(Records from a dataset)
◇ ◇ ◇ ◇ ◇ ◇ ◇
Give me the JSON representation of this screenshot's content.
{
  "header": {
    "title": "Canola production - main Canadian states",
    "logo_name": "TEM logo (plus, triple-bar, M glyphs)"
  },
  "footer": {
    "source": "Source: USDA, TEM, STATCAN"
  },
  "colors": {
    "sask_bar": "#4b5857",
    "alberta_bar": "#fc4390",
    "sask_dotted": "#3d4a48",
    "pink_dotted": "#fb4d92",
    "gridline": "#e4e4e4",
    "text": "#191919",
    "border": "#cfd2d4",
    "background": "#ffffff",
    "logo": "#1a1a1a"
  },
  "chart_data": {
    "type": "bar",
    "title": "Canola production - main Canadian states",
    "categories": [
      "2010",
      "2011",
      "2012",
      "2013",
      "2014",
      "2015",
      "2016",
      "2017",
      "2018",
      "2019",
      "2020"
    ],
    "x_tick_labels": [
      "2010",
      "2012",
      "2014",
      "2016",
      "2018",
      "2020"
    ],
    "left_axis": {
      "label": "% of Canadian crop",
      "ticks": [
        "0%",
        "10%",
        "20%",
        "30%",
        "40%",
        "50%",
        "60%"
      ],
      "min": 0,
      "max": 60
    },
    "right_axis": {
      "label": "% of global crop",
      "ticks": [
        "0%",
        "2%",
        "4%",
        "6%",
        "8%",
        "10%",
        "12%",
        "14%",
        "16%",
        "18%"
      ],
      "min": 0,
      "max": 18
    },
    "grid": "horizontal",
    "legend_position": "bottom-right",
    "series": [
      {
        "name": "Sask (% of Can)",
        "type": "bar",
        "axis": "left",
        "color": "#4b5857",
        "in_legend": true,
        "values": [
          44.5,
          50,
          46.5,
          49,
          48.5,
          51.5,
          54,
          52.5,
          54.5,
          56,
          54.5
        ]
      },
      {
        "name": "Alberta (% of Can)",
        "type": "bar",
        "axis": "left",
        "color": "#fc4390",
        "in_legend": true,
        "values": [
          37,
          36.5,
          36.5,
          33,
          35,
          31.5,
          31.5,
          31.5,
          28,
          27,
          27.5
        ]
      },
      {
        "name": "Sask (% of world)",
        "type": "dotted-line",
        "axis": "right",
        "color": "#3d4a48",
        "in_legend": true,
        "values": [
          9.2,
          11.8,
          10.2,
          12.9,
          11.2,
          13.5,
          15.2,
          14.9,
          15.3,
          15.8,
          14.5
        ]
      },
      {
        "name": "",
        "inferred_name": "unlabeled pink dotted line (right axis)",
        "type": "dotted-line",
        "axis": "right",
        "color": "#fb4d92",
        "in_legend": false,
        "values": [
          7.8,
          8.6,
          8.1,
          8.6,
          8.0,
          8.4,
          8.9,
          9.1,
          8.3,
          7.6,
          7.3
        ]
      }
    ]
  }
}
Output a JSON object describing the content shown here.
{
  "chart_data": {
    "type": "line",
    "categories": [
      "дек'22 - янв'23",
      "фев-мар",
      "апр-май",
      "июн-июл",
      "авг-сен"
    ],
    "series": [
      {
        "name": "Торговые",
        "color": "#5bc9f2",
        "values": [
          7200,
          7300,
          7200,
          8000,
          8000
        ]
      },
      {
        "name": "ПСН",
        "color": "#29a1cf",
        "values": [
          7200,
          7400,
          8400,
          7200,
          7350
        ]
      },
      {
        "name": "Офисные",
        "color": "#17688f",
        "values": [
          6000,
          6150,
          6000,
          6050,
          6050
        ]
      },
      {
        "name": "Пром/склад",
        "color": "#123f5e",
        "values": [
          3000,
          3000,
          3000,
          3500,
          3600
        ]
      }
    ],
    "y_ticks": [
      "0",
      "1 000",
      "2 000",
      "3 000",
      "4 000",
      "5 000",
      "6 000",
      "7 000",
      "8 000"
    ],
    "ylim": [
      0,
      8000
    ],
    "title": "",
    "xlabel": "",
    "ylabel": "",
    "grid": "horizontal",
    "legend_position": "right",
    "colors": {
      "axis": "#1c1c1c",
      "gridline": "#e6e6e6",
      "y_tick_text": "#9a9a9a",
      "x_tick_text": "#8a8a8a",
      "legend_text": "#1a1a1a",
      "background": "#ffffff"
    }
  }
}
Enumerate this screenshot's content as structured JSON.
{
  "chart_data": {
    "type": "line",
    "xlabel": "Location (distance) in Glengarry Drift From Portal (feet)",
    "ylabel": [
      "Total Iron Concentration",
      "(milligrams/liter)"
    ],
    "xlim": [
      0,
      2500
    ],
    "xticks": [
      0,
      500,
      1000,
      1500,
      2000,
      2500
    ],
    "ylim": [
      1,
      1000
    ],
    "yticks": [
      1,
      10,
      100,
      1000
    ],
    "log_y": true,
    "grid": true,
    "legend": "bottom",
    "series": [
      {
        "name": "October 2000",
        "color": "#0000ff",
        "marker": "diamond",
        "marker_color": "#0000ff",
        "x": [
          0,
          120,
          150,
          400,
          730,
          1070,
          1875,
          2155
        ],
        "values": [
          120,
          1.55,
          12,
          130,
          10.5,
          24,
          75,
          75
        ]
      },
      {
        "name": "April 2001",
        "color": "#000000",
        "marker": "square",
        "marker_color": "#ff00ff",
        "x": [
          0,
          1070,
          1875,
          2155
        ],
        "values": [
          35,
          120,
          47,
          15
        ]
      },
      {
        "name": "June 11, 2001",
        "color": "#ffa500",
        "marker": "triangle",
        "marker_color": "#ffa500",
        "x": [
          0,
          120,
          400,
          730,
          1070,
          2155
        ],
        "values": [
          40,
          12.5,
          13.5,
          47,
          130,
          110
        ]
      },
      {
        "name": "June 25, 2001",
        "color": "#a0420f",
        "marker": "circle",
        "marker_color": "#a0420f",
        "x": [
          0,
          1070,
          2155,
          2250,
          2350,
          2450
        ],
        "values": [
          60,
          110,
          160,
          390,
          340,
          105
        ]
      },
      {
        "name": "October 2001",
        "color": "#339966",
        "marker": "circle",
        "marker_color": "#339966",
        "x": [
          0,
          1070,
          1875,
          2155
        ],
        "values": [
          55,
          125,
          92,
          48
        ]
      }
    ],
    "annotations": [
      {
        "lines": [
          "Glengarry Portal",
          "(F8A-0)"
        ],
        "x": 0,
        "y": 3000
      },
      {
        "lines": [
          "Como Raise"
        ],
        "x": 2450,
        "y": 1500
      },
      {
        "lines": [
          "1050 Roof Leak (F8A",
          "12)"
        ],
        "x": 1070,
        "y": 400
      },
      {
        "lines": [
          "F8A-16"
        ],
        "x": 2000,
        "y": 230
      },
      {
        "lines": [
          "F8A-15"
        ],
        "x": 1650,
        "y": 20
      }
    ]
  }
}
◇ ◇ ◇ ◇ ◇ ◇ ◇
Filter the entries down to the lines containing "Glengarry". Copy each of those lines.

* [SOLUTION TO THIS TASK]:
    "xlabel": "Location (distance) in Glengarry Drift From Portal (feet)",
          "Glengarry Portal",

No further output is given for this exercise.